WORK TO COMPLETE:
Write out each line exactly as given. Leave the pictures out of your copy.

Extracted records:
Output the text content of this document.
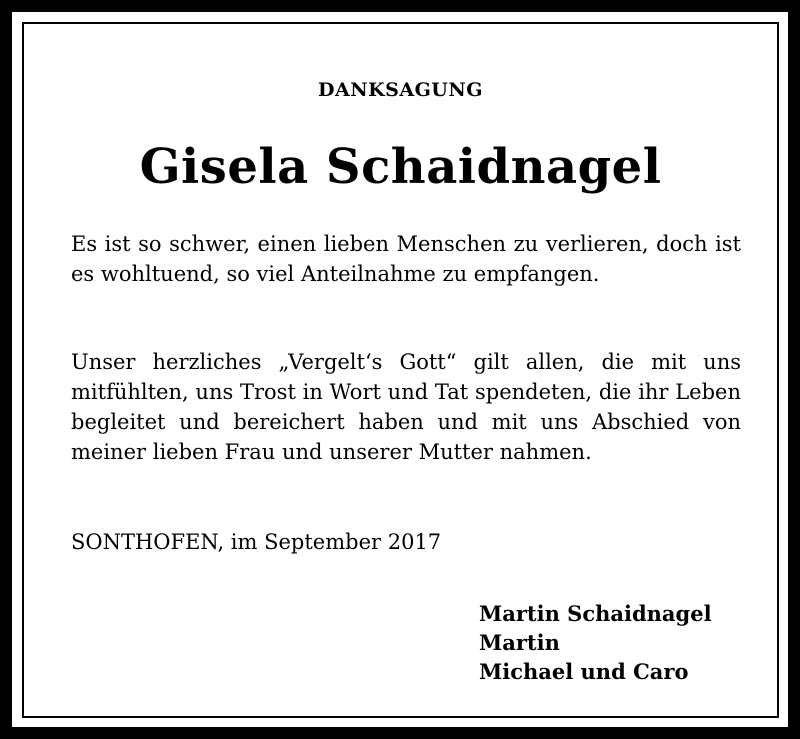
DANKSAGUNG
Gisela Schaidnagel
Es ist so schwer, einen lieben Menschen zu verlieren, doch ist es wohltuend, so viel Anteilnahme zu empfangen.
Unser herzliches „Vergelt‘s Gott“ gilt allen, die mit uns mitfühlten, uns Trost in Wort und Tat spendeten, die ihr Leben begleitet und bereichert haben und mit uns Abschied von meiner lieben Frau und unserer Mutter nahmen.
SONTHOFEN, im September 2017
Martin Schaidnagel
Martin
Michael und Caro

ANSWER BELOW:
Output the text content of this document.
DANKSAGUNG
Gisela Schaidnagel
Es ist so schwer, einen lieben Menschen zu verlieren, doch ist es wohltuend, so viel Anteilnahme zu empfangen.
Unser herzliches „Vergelt‘s Gott“ gilt allen, die mit uns mitfühlten, uns Trost in Wort und Tat spendeten, die ihr Leben begleitet und bereichert haben und mit uns Abschied von meiner lieben Frau und unserer Mutter nahmen.
SONTHOFEN, im September 2017
Martin Schaidnagel
Martin
Michael und Caro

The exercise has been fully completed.